§ **What is being asked**
Search the data below for the word "JSON" and copy each line that holds it.

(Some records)

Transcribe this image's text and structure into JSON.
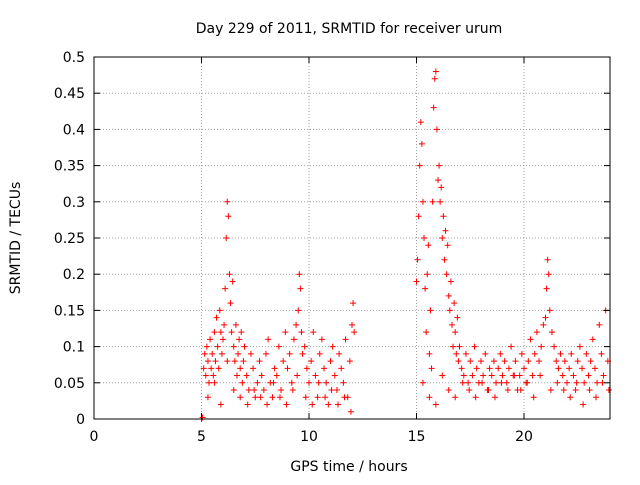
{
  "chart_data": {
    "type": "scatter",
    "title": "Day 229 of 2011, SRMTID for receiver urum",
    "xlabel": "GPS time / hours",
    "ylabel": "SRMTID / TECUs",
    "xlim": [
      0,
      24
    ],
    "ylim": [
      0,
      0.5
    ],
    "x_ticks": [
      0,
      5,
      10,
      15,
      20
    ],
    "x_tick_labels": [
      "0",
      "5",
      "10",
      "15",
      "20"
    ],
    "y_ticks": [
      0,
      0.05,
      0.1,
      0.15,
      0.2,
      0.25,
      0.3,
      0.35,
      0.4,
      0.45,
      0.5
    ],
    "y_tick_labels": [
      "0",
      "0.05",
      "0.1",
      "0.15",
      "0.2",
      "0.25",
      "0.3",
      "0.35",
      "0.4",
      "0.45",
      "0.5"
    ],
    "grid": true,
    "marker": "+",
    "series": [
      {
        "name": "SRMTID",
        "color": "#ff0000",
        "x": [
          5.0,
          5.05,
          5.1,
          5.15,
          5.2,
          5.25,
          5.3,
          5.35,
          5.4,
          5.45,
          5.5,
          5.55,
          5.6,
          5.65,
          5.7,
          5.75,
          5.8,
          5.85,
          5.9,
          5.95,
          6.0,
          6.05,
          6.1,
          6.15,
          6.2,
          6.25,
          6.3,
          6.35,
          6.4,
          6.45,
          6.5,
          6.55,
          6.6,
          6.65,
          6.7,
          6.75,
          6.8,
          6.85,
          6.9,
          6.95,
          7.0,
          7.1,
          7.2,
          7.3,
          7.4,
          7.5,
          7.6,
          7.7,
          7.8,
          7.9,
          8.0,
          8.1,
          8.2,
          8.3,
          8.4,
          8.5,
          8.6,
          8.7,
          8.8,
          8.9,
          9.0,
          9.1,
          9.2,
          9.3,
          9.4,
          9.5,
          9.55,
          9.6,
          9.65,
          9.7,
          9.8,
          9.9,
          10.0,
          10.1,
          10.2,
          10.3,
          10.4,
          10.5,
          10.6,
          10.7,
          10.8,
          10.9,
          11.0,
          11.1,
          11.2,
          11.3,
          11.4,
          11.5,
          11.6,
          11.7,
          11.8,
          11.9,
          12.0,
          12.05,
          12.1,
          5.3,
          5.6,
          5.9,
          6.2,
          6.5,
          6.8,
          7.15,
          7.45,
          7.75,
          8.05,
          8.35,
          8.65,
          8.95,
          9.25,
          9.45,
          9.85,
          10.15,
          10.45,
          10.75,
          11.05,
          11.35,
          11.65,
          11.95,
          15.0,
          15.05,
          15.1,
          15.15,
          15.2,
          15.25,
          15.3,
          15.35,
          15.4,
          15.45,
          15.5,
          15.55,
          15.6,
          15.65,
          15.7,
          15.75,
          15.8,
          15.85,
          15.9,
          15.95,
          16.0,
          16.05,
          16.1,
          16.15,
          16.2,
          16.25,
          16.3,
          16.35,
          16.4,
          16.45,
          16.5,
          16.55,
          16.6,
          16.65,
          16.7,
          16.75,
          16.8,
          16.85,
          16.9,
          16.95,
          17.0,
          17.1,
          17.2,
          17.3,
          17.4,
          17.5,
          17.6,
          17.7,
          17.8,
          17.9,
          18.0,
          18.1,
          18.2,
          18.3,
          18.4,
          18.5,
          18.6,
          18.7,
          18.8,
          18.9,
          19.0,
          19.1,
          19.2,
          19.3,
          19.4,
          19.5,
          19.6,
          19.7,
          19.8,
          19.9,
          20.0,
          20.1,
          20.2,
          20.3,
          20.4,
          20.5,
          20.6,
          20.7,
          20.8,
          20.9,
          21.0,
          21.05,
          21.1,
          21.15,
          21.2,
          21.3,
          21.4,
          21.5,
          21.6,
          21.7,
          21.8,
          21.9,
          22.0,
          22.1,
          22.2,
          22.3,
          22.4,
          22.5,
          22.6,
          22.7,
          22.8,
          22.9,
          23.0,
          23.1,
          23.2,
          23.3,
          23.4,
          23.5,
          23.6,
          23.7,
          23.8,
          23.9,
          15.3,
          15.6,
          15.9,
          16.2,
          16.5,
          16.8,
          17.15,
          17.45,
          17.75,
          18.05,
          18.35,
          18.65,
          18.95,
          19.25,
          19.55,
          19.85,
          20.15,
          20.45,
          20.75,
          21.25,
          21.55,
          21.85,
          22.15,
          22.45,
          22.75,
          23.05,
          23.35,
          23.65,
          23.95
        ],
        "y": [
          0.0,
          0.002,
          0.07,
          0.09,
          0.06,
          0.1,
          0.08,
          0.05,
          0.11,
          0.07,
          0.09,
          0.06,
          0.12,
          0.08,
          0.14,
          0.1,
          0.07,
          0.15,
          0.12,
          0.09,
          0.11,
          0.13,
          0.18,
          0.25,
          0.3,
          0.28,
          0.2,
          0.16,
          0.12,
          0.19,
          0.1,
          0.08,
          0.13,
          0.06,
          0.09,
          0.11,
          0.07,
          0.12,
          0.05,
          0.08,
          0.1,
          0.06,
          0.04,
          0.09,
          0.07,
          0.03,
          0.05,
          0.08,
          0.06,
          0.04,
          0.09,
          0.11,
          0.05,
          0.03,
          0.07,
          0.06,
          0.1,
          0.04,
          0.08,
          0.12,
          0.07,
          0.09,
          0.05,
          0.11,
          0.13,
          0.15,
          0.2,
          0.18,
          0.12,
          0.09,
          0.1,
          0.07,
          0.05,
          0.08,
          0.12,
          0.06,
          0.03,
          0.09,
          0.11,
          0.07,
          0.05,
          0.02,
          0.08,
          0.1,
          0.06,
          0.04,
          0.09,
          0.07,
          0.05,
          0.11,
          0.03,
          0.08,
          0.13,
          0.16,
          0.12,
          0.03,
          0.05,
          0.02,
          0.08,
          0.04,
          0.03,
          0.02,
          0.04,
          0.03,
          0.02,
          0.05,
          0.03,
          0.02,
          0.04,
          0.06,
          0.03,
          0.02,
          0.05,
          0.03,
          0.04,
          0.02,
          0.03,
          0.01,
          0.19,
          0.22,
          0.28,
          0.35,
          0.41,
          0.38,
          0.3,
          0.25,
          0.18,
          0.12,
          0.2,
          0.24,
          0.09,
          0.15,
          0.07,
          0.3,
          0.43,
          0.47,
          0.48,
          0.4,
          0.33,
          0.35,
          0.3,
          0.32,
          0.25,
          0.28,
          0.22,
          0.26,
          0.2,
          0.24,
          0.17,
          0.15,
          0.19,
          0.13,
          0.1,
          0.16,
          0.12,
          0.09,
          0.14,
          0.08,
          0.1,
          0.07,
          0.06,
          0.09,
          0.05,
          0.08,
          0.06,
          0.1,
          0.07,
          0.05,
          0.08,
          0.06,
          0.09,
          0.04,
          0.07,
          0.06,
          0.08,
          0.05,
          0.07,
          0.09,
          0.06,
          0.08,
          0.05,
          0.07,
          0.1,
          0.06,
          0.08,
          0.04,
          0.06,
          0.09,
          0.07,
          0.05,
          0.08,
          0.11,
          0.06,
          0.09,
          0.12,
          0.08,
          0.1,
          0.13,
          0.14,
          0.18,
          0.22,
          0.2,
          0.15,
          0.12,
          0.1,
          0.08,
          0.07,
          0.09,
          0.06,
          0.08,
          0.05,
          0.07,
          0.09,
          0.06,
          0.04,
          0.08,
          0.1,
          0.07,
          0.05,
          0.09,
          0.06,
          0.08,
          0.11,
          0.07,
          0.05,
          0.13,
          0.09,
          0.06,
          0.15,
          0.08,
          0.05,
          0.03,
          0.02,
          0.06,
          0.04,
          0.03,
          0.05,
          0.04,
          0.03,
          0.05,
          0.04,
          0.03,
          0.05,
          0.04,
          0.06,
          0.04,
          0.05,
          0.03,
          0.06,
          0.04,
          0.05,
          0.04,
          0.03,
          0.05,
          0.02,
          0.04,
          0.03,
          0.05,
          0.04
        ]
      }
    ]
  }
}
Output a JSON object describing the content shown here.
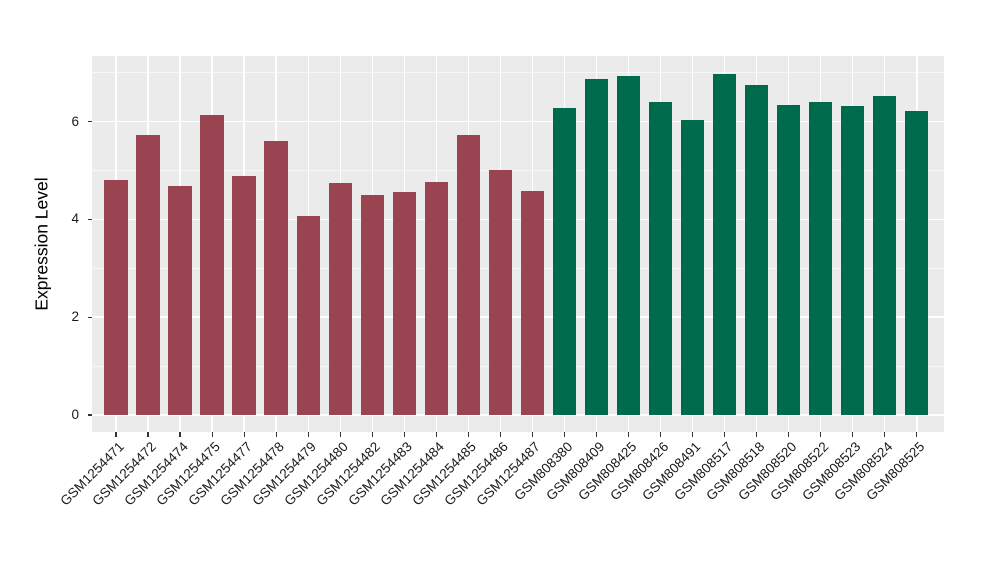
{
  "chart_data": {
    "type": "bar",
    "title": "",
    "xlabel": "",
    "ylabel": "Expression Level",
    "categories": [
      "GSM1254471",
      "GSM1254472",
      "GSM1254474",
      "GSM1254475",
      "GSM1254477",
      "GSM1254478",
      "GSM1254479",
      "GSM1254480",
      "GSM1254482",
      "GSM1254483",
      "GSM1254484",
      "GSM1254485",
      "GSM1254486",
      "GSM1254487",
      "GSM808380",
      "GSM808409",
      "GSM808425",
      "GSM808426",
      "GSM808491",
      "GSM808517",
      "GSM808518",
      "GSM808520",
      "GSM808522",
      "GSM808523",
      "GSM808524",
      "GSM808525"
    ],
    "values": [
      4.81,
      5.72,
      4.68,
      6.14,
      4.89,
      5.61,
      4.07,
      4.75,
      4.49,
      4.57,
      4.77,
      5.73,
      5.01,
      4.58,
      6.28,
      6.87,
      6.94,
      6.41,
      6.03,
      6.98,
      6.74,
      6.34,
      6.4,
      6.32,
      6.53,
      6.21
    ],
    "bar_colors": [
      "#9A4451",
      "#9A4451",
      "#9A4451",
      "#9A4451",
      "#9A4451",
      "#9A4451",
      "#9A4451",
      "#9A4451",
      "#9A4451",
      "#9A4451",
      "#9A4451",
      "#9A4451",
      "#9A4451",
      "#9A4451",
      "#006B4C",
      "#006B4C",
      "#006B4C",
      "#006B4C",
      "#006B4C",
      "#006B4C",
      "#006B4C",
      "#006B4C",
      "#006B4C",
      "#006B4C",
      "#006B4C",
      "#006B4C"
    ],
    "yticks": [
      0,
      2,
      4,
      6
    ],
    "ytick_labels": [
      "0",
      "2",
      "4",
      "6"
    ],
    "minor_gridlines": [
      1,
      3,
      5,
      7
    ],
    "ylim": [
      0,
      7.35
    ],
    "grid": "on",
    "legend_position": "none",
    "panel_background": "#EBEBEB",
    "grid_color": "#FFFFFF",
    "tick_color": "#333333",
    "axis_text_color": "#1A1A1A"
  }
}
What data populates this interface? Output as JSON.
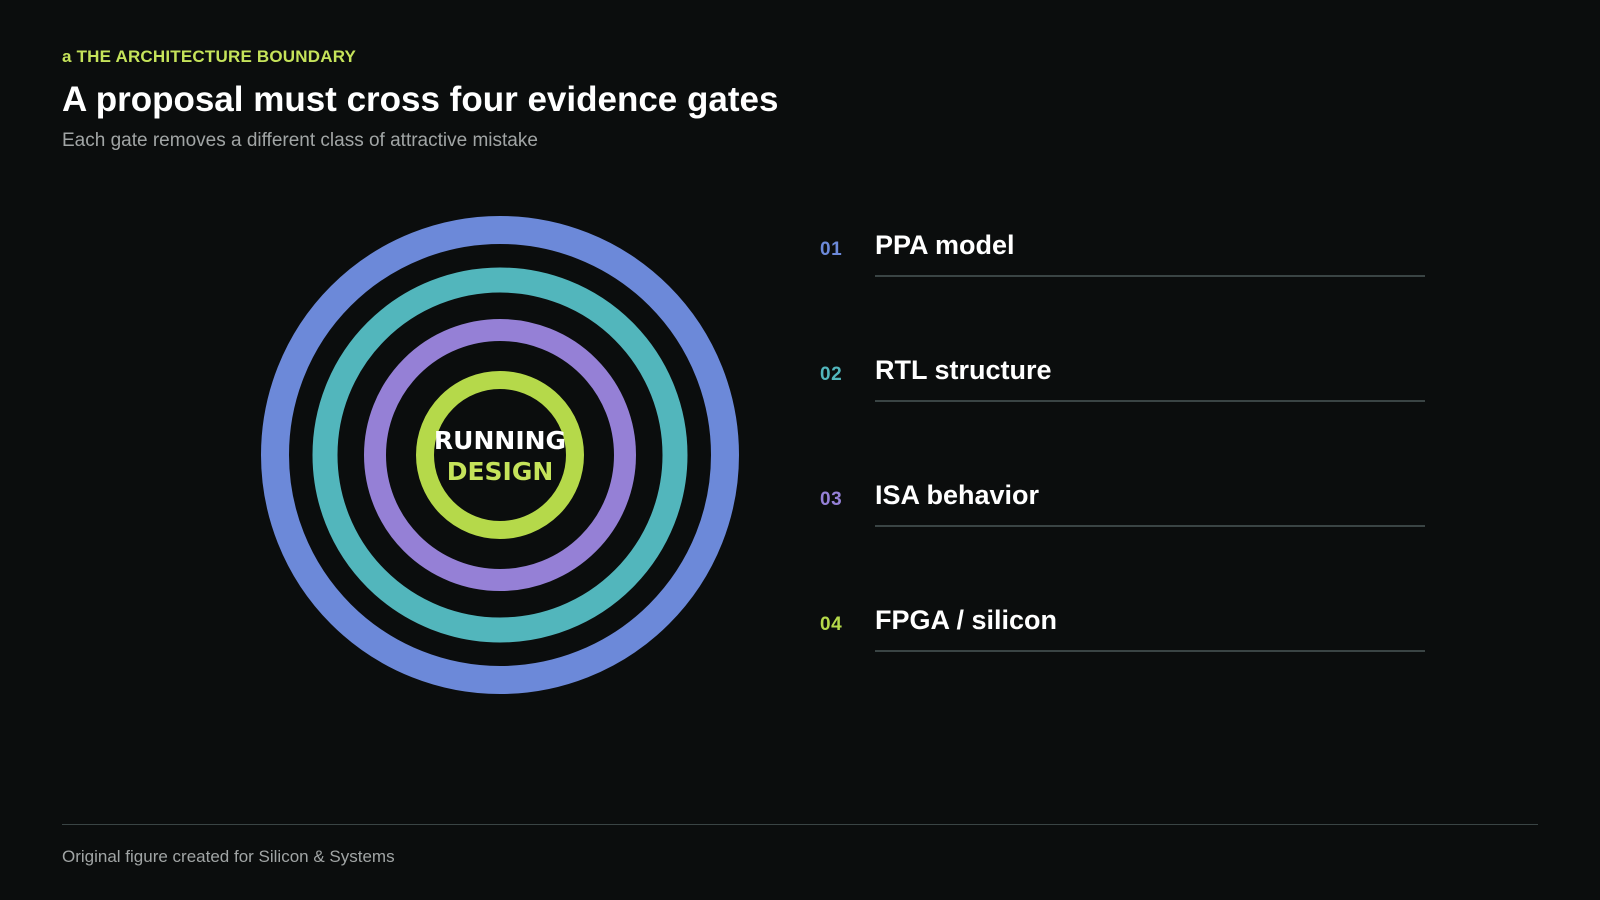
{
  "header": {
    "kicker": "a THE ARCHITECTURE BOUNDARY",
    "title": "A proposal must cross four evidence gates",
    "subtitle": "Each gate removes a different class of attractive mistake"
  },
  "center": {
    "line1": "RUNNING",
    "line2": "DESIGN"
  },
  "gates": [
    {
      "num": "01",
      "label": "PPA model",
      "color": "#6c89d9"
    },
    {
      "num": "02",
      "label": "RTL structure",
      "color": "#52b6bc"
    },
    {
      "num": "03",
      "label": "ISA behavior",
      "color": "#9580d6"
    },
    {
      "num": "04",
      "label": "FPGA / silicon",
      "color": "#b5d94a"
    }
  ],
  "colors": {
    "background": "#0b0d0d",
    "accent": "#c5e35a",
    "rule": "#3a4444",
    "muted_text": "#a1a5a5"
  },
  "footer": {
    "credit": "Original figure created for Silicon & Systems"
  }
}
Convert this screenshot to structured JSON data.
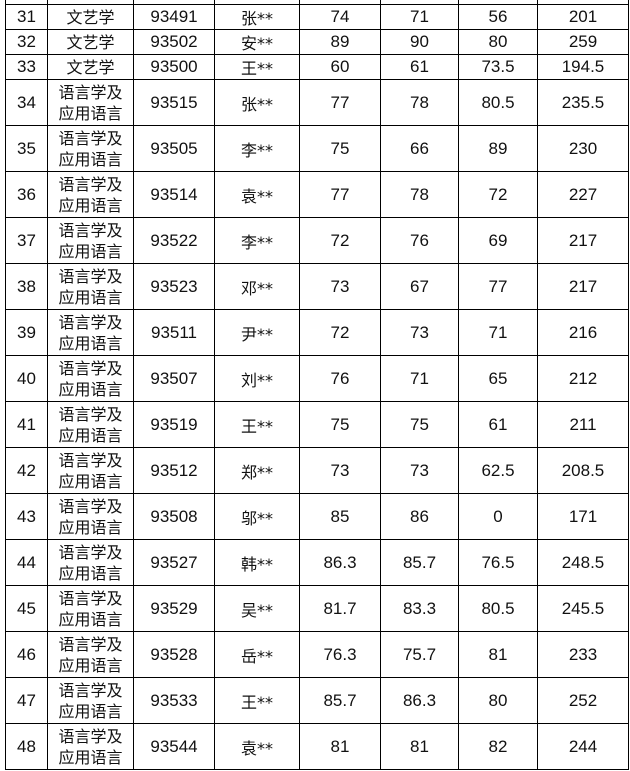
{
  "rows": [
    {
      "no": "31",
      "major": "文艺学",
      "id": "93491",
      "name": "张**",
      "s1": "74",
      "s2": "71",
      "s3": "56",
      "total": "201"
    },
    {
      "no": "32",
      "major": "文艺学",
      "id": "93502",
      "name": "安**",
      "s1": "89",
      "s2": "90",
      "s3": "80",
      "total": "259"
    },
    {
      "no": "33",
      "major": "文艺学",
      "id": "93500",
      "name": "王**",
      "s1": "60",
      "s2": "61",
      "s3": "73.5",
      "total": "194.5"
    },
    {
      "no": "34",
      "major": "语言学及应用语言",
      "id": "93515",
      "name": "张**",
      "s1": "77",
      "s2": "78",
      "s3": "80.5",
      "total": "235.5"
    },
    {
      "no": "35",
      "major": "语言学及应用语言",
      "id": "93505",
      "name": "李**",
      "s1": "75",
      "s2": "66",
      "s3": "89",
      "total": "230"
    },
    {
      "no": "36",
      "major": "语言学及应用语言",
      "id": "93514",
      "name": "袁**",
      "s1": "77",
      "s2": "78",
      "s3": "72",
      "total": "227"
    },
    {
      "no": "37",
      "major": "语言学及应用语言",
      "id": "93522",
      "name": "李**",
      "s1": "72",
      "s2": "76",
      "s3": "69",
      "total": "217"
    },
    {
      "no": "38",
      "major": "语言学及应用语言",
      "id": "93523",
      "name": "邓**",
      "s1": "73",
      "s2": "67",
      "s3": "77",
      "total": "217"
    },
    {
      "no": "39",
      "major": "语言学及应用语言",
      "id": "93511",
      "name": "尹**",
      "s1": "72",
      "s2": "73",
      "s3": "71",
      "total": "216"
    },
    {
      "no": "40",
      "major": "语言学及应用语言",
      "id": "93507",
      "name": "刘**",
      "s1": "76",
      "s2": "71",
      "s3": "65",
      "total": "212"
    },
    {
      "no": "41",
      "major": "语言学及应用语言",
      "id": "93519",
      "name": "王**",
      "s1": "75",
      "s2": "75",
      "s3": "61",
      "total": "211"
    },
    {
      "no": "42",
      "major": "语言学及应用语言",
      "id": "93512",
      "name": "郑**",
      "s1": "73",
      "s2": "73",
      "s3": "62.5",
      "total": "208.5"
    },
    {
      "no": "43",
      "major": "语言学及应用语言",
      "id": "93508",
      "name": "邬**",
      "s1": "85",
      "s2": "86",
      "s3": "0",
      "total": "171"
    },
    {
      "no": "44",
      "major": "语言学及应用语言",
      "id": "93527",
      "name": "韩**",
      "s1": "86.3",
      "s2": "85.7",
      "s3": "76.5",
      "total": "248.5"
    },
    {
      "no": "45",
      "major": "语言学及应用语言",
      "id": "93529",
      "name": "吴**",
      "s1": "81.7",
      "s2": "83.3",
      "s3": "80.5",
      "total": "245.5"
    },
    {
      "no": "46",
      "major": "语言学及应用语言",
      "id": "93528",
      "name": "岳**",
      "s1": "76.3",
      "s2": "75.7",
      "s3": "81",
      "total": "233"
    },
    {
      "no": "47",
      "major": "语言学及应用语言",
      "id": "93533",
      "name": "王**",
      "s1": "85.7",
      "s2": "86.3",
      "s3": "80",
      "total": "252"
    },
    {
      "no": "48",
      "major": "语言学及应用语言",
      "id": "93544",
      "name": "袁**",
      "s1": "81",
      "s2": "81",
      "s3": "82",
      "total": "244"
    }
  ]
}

§ **Solution for this problem**
Transcribe this image's text and structure into JSON.
Output a JSON object describing the content shown here.
What data populates this interface? Output as JSON.
Convert this screenshot to structured JSON data.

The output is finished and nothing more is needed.